* _The exercise_
Output the material below unchanged, apart from leaving out the pictures.

- - -

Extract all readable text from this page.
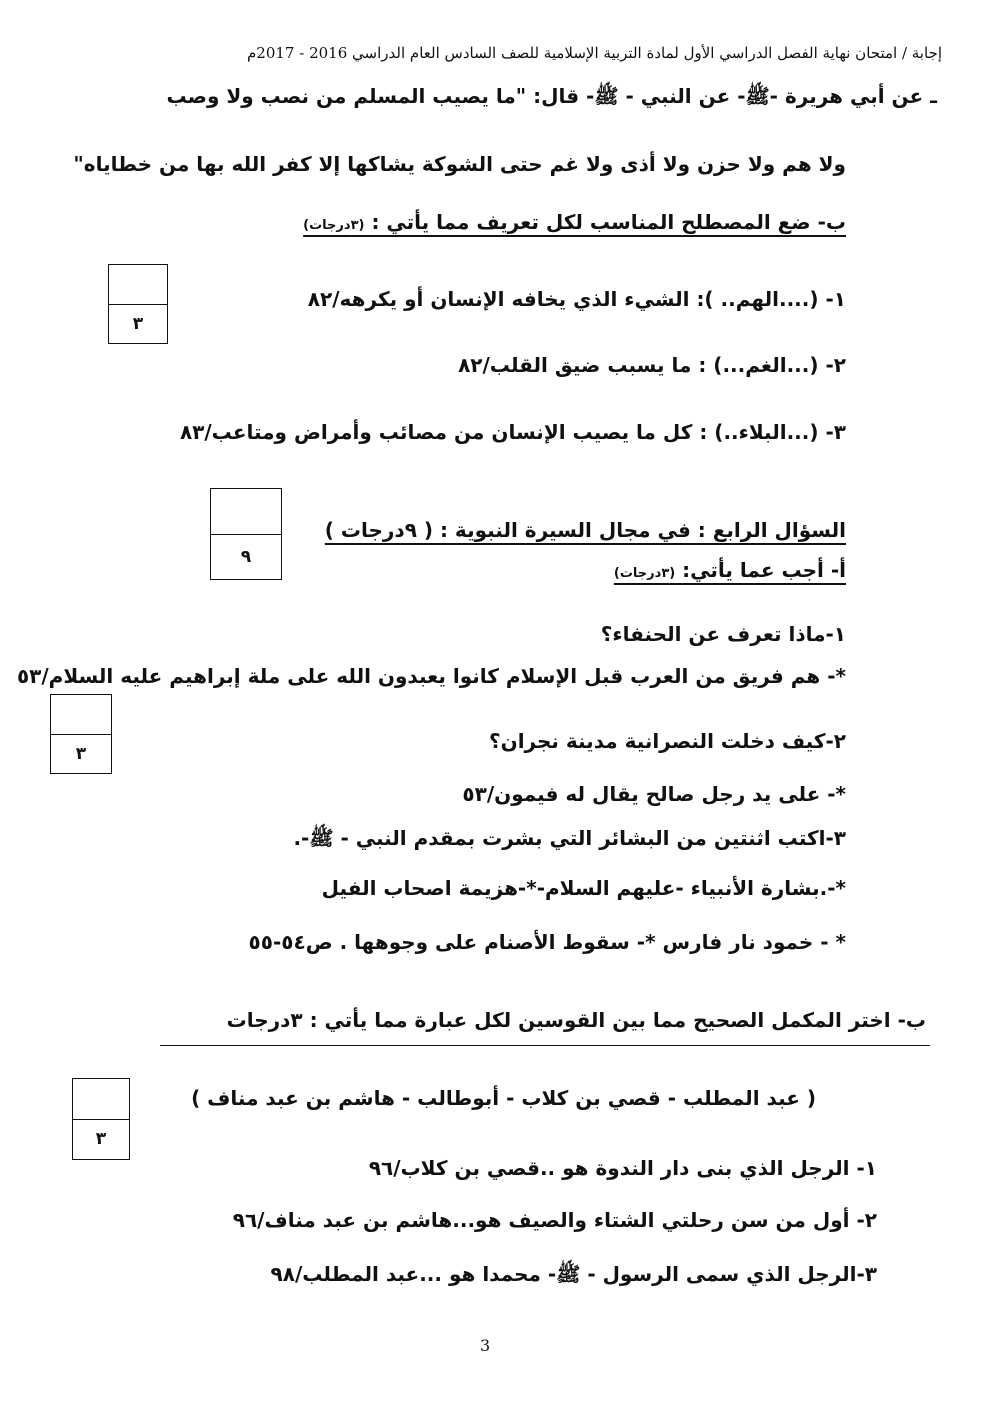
إجابة / امتحان نهاية الفصل الدراسي الأول لمادة التربية الإسلامية للصف السادس العام الدراسي 2016 - 2017م
ـ عن أبي هريرة -ﷺ- عن النبي - ﷺ- قال: "ما يصيب المسلم من نصب ولا وصب
ولا هم ولا حزن ولا أذى ولا غم حتى الشوكة يشاكها إلا كفر الله بها من خطاياه"
ب- ضع المصطلح المناسب لكل تعريف مما يأتي : (٣درجات)
٣
١- (....الهم.. ): الشيء الذي يخافه الإنسان أو يكرهه/٨٢
٢- (...الغم...) : ما يسبب ضيق القلب/٨٢
٣- (...البلاء..) : كل ما يصيب الإنسان من مصائب وأمراض ومتاعب/٨٣
٩
السؤال الرابع : في مجال السيرة النبوية : ( ٩درجات )
أ- أجب عما يأتي: (٣درجات)
٣
١-ماذا تعرف عن الحنفاء؟
*- هم فريق من العرب قبل الإسلام كانوا يعبدون الله على ملة إبراهيم عليه السلام/٥٣
٢-كيف دخلت النصرانية مدينة نجران؟
*- على يد رجل صالح يقال له فيمون/٥٣
٣-اكتب اثنتين من البشائر التي بشرت بمقدم النبي - ﷺ-.
*-.بشارة الأنبياء -عليهم السلام-*-هزيمة اصحاب الفيل
* - خمود نار فارس *- سقوط الأصنام على وجوهها . ص٥٤-٥٥
ب- اختر المكمل الصحيح مما بين القوسين لكل عبارة مما يأتي : ٣درجات
٣
( عبد المطلب - قصي بن كلاب - أبوطالب - هاشم بن عبد مناف )
١- الرجل الذي بنى دار الندوة هو ..قصي بن كلاب/٩٦
٢- أول من سن رحلتي الشتاء والصيف هو...هاشم بن عبد مناف/٩٦
٣-الرجل الذي سمى الرسول - ﷺ- محمدا هو ...عبد المطلب/٩٨
3
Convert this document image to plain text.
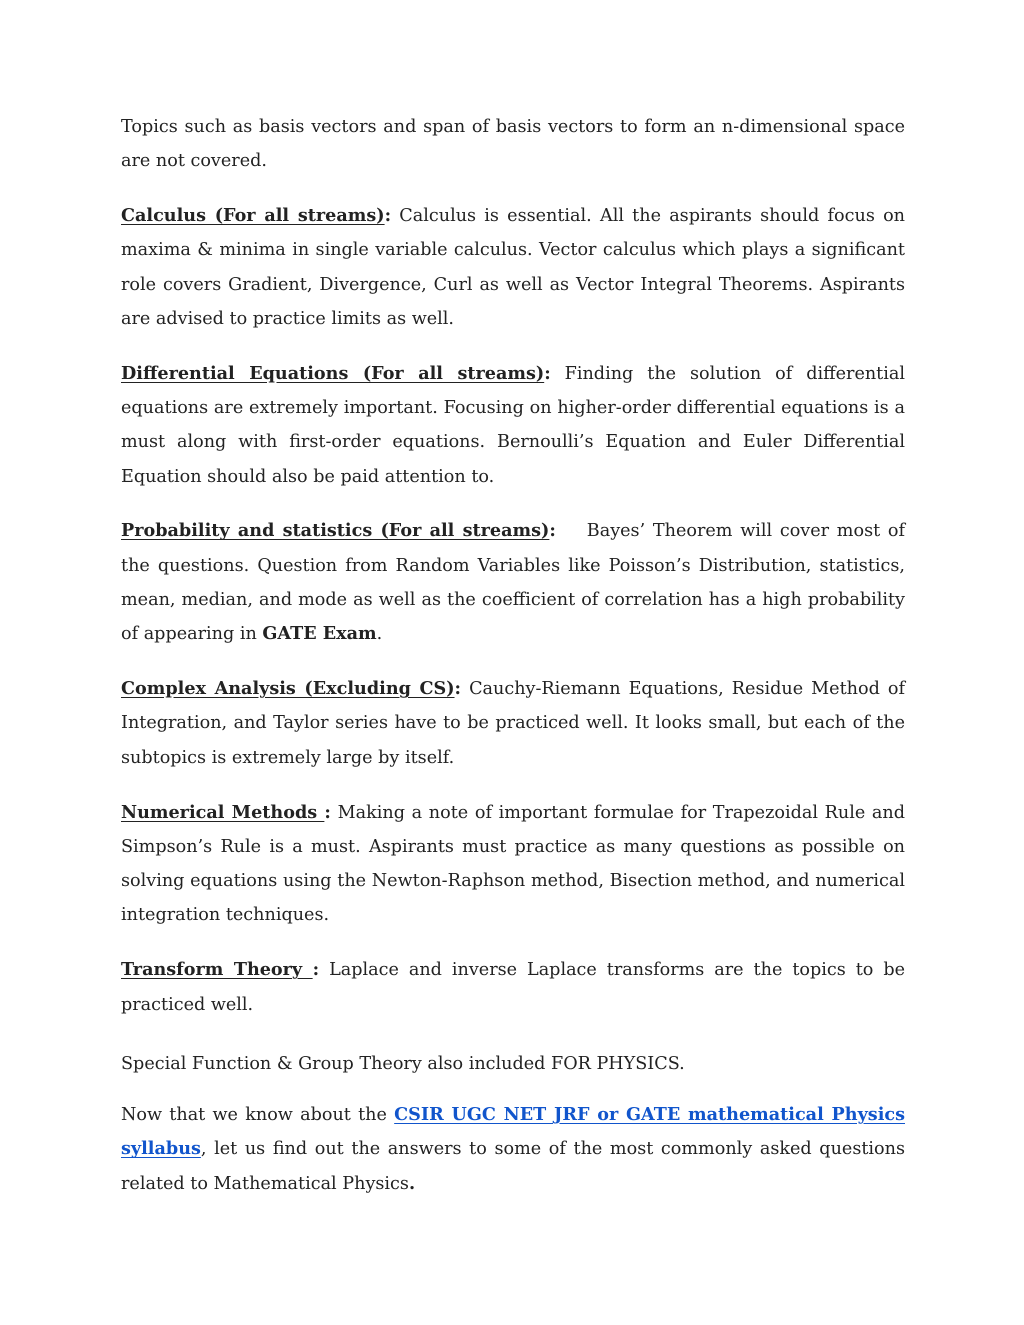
Topics such as basis vectors and span of basis vectors to form an n-dimensional space are not covered.

Calculus (For all streams): Calculus is essential. All the aspirants should focus on maxima & minima in single variable calculus. Vector calculus which plays a significant role covers Gradient, Divergence, Curl as well as Vector Integral Theorems. Aspirants are advised to practice limits as well.

Differential Equations (For all streams): Finding the solution of differential equations are extremely important. Focusing on higher-order differential equations is a must along with first-order equations. Bernoulli’s Equation and Euler Differential Equation should also be paid attention to.

Probability and statistics (For all streams):    Bayes’ Theorem will cover most of the questions. Question from Random Variables like Poisson’s Distribution, statistics, mean, median, and mode as well as the coefficient of correlation has a high probability of appearing in GATE Exam.

Complex Analysis (Excluding CS): Cauchy-Riemann Equations, Residue Method of Integration, and Taylor series have to be practiced well. It looks small, but each of the subtopics is extremely large by itself.

Numerical Methods : Making a note of important formulae for Trapezoidal Rule and Simpson’s Rule is a must. Aspirants must practice as many questions as possible on solving equations using the Newton-Raphson method, Bisection method, and numerical integration techniques.

Transform Theory : Laplace and inverse Laplace transforms are the topics to be practiced well.

Special Function & Group Theory also included FOR PHYSICS.

Now that we know about the CSIR UGC NET JRF or GATE mathematical Physics syllabus, let us find out the answers to some of the most commonly asked questions related to Mathematical Physics.
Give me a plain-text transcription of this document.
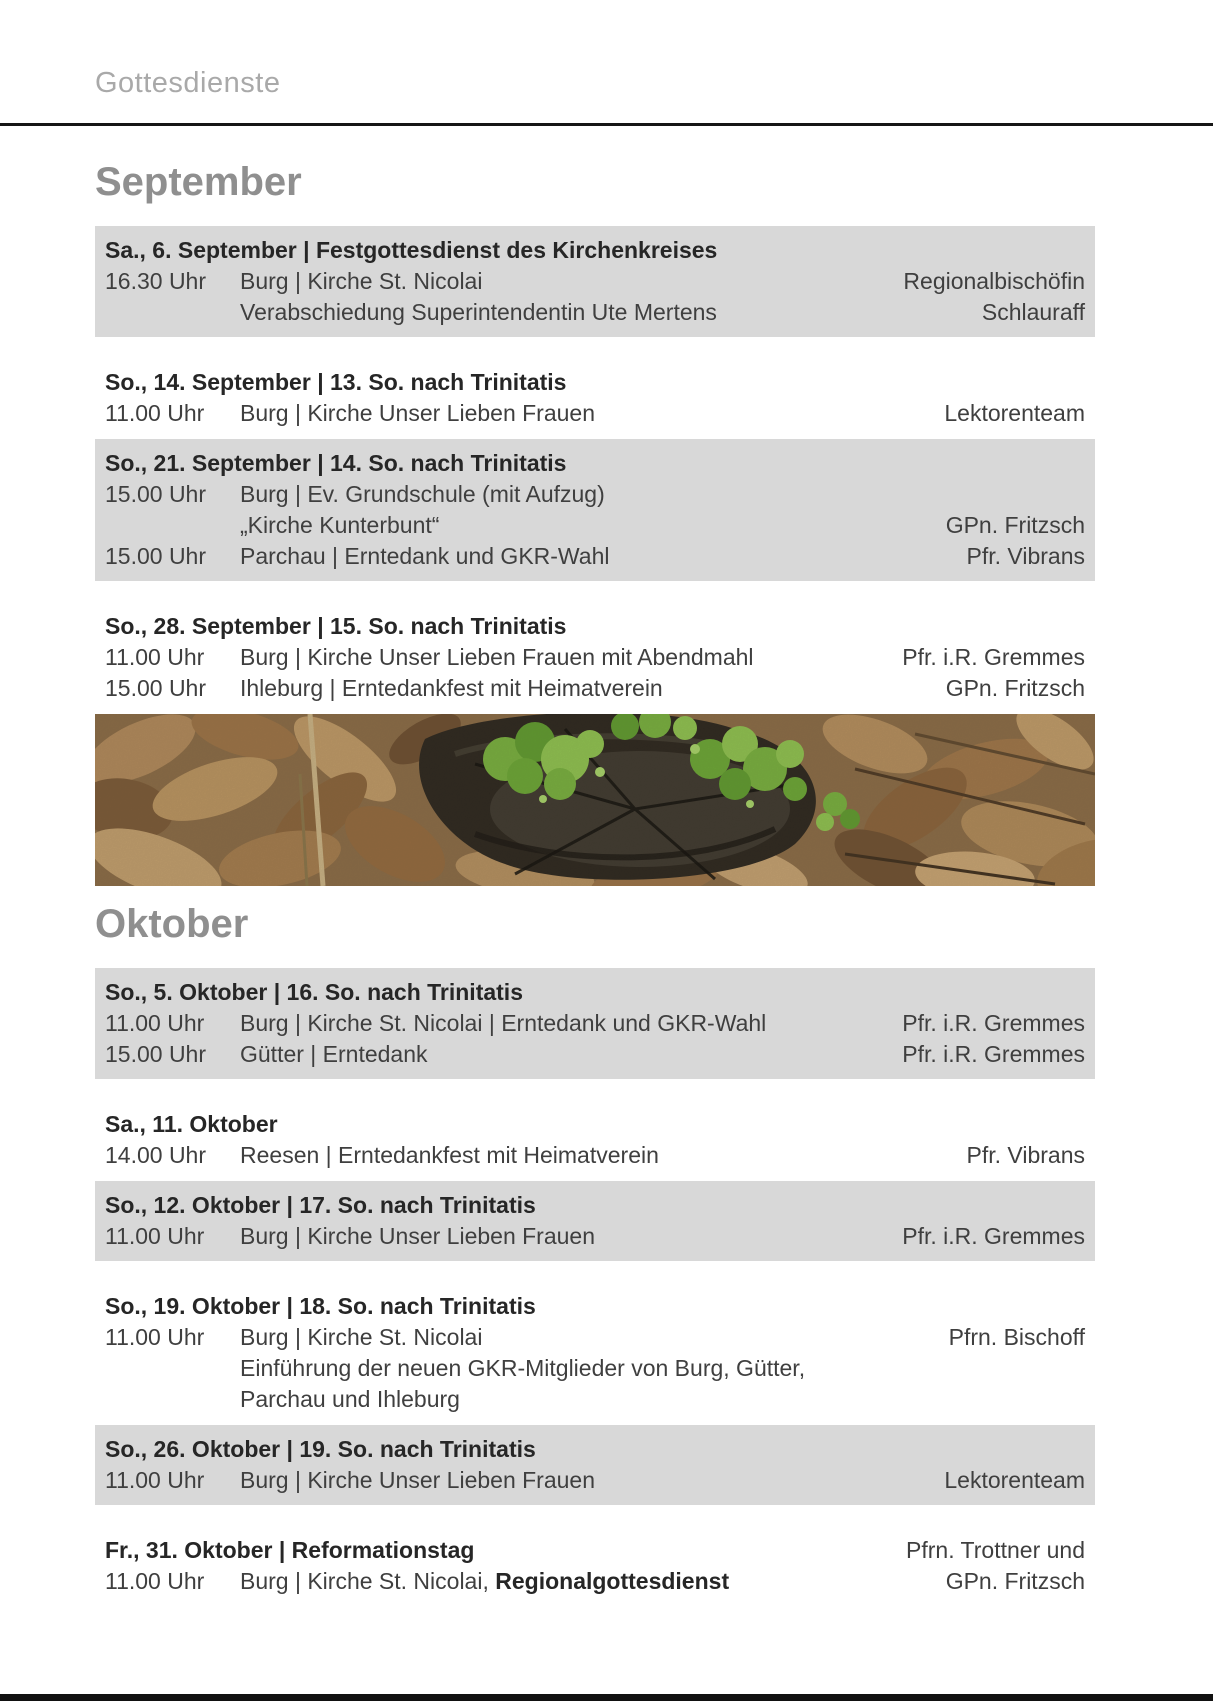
Gottesdienste
September
Sa., 6. September | Festgottesdienst des Kirchenkreises
16.30 Uhr	Burg | Kirche St. Nicolai	Regionalbischöfin
Verabschiedung Superintendentin Ute Mertens	Schlauraff
So., 14. September | 13. So. nach Trinitatis
11.00 Uhr	Burg | Kirche Unser Lieben Frauen	Lektorenteam
So., 21. September | 14. So. nach Trinitatis
15.00 Uhr	Burg | Ev. Grundschule (mit Aufzug)
„Kirche Kunterbunt“	GPn. Fritzsch
15.00 Uhr	Parchau | Erntedank und GKR-Wahl	Pfr. Vibrans
So., 28. September | 15. So. nach Trinitatis
11.00 Uhr	Burg | Kirche Unser Lieben Frauen mit Abendmahl	Pfr. i.R. Gremmes
15.00 Uhr	Ihleburg | Erntedankfest mit Heimatverein	GPn. Fritzsch
Oktober
So., 5. Oktober | 16. So. nach Trinitatis
11.00 Uhr	Burg | Kirche St. Nicolai | Erntedank und GKR-Wahl	Pfr. i.R. Gremmes
15.00 Uhr	Gütter | Erntedank	Pfr. i.R. Gremmes
Sa., 11. Oktober
14.00 Uhr	Reesen | Erntedankfest mit Heimatverein	Pfr. Vibrans
So., 12. Oktober | 17. So. nach Trinitatis
11.00 Uhr	Burg | Kirche Unser Lieben Frauen	Pfr. i.R. Gremmes
So., 19. Oktober | 18. So. nach Trinitatis
11.00 Uhr	Burg | Kirche St. Nicolai	Pfrn. Bischoff
Einführung der neuen GKR-Mitglieder von Burg, Gütter,
Parchau und Ihleburg
So., 26. Oktober | 19. So. nach Trinitatis
11.00 Uhr	Burg | Kirche Unser Lieben Frauen	Lektorenteam
Fr., 31. Oktober | Reformationstag	Pfrn. Trottner und
11.00 Uhr	Burg | Kirche St. Nicolai, Regionalgottesdienst	GPn. Fritzsch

- - -

* _Output below_
Extract all readable text from this page.
إجابة / امتحان نهاية الفصل الدراسي الأول لمادة التربية الإسلامية للصف السادس العام الدراسي 2016 - 2017م
ـ عن أبي هريرة -ﷺ- عن النبي - ﷺ- قال: "ما يصيب المسلم من نصب ولا وصب
ولا هم ولا حزن ولا أذى ولا غم حتى الشوكة يشاكها إلا كفر الله بها من خطاياه"
ب- ضع المصطلح المناسب لكل تعريف مما يأتي : (٣درجات)
٣
١- (....الهم.. ): الشيء الذي يخافه الإنسان أو يكرهه/٨٢
٢- (...الغم...) : ما يسبب ضيق القلب/٨٢
٣- (...البلاء..) : كل ما يصيب الإنسان من مصائب وأمراض ومتاعب/٨٣
٩
السؤال الرابع : في مجال السيرة النبوية : ( ٩درجات )
أ- أجب عما يأتي: (٣درجات)
٣
١-ماذا تعرف عن الحنفاء؟
*- هم فريق من العرب قبل الإسلام كانوا يعبدون الله على ملة إبراهيم عليه السلام/٥٣
٢-كيف دخلت النصرانية مدينة نجران؟
*- على يد رجل صالح يقال له فيمون/٥٣
٣-اكتب اثنتين من البشائر التي بشرت بمقدم النبي - ﷺ-.
*-.بشارة الأنبياء -عليهم السلام-*-هزيمة اصحاب الفيل
* - خمود نار فارس *- سقوط الأصنام على وجوهها . ص٥٤-٥٥
ب- اختر المكمل الصحيح مما بين القوسين لكل عبارة مما يأتي : ٣درجات
٣
( عبد المطلب - قصي بن كلاب - أبوطالب - هاشم بن عبد مناف )
١- الرجل الذي بنى دار الندوة هو ..قصي بن كلاب/٩٦
٢- أول من سن رحلتي الشتاء والصيف هو...هاشم بن عبد مناف/٩٦
٣-الرجل الذي سمى الرسول - ﷺ- محمدا هو ...عبد المطلب/٩٨
3
Convert this document image to plain text.
Topics such as basis vectors and span of basis vectors to form an n-dimensional space are not covered.

Calculus (For all streams): Calculus is essential. All the aspirants should focus on maxima & minima in single variable calculus. Vector calculus which plays a significant role covers Gradient, Divergence, Curl as well as Vector Integral Theorems. Aspirants are advised to practice limits as well.

Differential Equations (For all streams): Finding the solution of differential equations are extremely important. Focusing on higher-order differential equations is a must along with first-order equations. Bernoulli’s Equation and Euler Differential Equation should also be paid attention to.

Probability and statistics (For all streams):    Bayes’ Theorem will cover most of the questions. Question from Random Variables like Poisson’s Distribution, statistics, mean, median, and mode as well as the coefficient of correlation has a high probability of appearing in GATE Exam.

Complex Analysis (Excluding CS): Cauchy-Riemann Equations, Residue Method of Integration, and Taylor series have to be practiced well. It looks small, but each of the subtopics is extremely large by itself.

Numerical Methods : Making a note of important formulae for Trapezoidal Rule and Simpson’s Rule is a must. Aspirants must practice as many questions as possible on solving equations using the Newton-Raphson method, Bisection method, and numerical integration techniques.

Transform Theory : Laplace and inverse Laplace transforms are the topics to be practiced well.

Special Function & Group Theory also included FOR PHYSICS.

Now that we know about the CSIR UGC NET JRF or GATE mathematical Physics syllabus, let us find out the answers to some of the most commonly asked questions related to Mathematical Physics.
Give me a plain-text transcription of this document.
Gottesdienste
September
Sa., 6. September | Festgottesdienst des Kirchenkreises
16.30 Uhr	Burg | Kirche St. Nicolai	Regionalbischöfin
Verabschiedung Superintendentin Ute Mertens	Schlauraff
So., 14. September | 13. So. nach Trinitatis
11.00 Uhr	Burg | Kirche Unser Lieben Frauen	Lektorenteam
So., 21. September | 14. So. nach Trinitatis
15.00 Uhr	Burg | Ev. Grundschule (mit Aufzug)
„Kirche Kunterbunt“	GPn. Fritzsch
15.00 Uhr	Parchau | Erntedank und GKR-Wahl	Pfr. Vibrans
So., 28. September | 15. So. nach Trinitatis
11.00 Uhr	Burg | Kirche Unser Lieben Frauen mit Abendmahl	Pfr. i.R. Gremmes
15.00 Uhr	Ihleburg | Erntedankfest mit Heimatverein	GPn. Fritzsch
Oktober
So., 5. Oktober | 16. So. nach Trinitatis
11.00 Uhr	Burg | Kirche St. Nicolai | Erntedank und GKR-Wahl	Pfr. i.R. Gremmes
15.00 Uhr	Gütter | Erntedank	Pfr. i.R. Gremmes
Sa., 11. Oktober
14.00 Uhr	Reesen | Erntedankfest mit Heimatverein	Pfr. Vibrans
So., 12. Oktober | 17. So. nach Trinitatis
11.00 Uhr	Burg | Kirche Unser Lieben Frauen	Pfr. i.R. Gremmes
So., 19. Oktober | 18. So. nach Trinitatis
11.00 Uhr	Burg | Kirche St. Nicolai	Pfrn. Bischoff
Einführung der neuen GKR-Mitglieder von Burg, Gütter,
Parchau und Ihleburg
So., 26. Oktober | 19. So. nach Trinitatis
11.00 Uhr	Burg | Kirche Unser Lieben Frauen	Lektorenteam
Fr., 31. Oktober | Reformationstag	Pfrn. Trottner und
11.00 Uhr	Burg | Kirche St. Nicolai, Regionalgottesdienst	GPn. Fritzsch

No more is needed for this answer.